[Collected data entries]
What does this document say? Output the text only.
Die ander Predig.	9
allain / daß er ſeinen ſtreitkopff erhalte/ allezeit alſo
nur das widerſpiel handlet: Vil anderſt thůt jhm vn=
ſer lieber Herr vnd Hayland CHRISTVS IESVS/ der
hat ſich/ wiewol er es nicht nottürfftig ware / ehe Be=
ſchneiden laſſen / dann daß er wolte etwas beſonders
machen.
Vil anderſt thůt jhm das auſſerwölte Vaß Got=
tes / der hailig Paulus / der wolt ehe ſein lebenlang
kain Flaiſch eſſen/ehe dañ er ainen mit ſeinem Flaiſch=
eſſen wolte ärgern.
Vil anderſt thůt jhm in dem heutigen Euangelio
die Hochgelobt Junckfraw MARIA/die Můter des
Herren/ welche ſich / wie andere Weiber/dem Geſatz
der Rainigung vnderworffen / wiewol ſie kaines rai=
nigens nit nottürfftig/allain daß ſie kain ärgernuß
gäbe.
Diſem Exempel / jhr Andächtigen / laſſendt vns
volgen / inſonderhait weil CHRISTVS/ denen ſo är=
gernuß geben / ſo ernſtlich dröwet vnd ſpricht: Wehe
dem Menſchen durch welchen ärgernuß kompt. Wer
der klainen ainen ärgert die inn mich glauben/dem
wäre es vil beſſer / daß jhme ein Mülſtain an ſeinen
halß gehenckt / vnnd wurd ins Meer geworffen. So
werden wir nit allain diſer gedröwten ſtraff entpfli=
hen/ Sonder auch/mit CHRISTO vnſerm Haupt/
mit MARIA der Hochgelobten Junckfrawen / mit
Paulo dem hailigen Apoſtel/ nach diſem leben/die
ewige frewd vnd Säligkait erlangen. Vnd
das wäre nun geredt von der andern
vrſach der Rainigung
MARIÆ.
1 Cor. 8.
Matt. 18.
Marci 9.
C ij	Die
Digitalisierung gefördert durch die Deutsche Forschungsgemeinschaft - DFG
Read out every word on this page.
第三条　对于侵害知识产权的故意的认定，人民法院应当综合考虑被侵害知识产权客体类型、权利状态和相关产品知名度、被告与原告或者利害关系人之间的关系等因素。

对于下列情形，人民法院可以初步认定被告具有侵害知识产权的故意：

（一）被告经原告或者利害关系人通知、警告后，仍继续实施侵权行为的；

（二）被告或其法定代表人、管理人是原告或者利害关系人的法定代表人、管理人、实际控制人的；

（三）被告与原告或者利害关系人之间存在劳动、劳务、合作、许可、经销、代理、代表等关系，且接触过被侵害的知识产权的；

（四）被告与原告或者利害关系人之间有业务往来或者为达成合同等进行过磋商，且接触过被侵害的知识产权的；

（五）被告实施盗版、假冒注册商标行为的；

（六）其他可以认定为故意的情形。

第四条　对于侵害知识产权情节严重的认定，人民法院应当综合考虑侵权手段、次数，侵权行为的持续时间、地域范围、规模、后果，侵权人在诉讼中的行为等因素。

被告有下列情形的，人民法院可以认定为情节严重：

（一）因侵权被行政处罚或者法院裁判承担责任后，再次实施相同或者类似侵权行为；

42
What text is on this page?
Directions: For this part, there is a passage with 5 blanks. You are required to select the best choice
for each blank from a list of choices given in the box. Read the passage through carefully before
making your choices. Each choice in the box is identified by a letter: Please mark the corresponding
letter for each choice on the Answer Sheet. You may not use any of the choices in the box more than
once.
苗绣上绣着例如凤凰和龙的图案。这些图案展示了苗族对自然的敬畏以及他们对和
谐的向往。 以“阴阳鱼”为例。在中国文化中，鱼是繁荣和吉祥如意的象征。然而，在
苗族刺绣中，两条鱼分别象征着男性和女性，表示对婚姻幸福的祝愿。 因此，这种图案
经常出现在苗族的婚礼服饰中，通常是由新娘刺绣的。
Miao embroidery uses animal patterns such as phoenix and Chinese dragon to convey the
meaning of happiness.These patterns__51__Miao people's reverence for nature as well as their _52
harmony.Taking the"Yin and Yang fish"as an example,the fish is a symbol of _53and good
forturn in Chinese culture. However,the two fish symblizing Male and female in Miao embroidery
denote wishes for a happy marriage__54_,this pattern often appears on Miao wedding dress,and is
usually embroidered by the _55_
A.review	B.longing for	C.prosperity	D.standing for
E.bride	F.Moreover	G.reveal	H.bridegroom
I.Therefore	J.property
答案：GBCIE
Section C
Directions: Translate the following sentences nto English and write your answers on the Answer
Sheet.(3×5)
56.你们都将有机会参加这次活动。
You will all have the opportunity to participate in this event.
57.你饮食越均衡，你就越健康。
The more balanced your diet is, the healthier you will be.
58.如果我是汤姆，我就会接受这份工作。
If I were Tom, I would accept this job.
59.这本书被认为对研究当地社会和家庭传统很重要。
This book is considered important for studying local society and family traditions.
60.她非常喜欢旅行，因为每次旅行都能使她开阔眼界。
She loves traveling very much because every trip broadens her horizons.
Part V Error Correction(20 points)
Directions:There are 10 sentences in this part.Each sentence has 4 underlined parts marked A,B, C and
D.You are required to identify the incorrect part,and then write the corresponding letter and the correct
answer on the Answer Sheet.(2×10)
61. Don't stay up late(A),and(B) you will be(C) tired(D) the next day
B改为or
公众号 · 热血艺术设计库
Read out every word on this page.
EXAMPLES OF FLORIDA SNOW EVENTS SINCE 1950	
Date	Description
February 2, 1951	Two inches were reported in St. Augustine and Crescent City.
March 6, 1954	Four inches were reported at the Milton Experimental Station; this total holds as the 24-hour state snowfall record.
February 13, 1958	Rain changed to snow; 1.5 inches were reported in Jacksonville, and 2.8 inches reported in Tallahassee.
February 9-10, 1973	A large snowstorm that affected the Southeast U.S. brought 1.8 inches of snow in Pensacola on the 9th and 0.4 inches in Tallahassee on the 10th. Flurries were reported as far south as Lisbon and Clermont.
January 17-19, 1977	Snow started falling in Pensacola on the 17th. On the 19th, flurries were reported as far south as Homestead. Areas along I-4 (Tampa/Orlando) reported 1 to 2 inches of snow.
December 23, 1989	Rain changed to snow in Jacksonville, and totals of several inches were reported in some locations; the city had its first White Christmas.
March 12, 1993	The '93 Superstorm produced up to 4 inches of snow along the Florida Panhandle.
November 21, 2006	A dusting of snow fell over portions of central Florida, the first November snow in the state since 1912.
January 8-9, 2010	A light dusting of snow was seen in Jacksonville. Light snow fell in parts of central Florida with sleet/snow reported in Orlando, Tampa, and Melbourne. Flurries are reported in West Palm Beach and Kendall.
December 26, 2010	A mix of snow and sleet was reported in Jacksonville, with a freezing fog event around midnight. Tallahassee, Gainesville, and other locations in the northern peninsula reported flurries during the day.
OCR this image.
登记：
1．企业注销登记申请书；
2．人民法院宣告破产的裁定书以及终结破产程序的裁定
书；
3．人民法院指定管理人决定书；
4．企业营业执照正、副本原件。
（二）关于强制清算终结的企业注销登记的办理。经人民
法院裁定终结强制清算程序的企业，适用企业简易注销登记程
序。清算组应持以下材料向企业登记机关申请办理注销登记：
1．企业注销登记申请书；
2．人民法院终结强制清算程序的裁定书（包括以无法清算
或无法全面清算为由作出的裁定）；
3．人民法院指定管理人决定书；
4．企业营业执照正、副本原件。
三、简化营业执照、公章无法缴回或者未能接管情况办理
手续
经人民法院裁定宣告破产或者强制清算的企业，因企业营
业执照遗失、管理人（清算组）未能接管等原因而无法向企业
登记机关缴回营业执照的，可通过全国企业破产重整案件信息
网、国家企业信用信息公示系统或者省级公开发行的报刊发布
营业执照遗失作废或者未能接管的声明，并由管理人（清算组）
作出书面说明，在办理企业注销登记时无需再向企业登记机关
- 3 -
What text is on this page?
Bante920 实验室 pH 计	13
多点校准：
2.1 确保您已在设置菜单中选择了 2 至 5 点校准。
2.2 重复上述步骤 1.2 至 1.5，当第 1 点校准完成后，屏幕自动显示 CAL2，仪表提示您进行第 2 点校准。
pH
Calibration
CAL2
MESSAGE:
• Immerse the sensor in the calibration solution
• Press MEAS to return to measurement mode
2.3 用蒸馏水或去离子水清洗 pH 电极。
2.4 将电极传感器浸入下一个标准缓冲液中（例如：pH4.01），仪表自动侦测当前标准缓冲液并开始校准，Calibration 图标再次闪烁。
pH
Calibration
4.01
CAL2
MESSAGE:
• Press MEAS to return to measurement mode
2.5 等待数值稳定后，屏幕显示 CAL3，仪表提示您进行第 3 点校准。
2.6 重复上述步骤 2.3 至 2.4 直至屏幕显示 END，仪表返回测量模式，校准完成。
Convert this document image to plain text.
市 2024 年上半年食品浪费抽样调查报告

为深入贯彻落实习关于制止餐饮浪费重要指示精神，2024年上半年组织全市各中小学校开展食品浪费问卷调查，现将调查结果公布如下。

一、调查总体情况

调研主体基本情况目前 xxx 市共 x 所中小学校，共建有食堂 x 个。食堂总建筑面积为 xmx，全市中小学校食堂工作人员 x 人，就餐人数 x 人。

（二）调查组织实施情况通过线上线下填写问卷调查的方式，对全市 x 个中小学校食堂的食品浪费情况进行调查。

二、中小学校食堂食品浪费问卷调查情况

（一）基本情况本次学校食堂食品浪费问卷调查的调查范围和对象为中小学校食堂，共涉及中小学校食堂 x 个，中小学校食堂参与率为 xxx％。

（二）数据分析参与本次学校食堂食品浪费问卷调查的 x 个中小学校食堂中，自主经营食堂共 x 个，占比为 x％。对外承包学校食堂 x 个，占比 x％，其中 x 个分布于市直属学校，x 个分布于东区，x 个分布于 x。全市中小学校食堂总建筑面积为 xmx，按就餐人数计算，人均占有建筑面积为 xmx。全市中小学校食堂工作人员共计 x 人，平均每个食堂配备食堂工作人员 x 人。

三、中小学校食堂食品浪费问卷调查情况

■ STATED EXERCISE: Filter the entries down to the lines with the word "重复上述步骤" in them.

■ THE ANSWER:
2.2 重复上述步骤 1.2 至 1.5，当第 1 点校准完成后，屏幕自动显示 CAL2，仪表提示您进行第 2 点校准。
2.6 重复上述步骤 2.3 至 2.4 直至屏幕显示 END，仪表返回测量模式，校准完成。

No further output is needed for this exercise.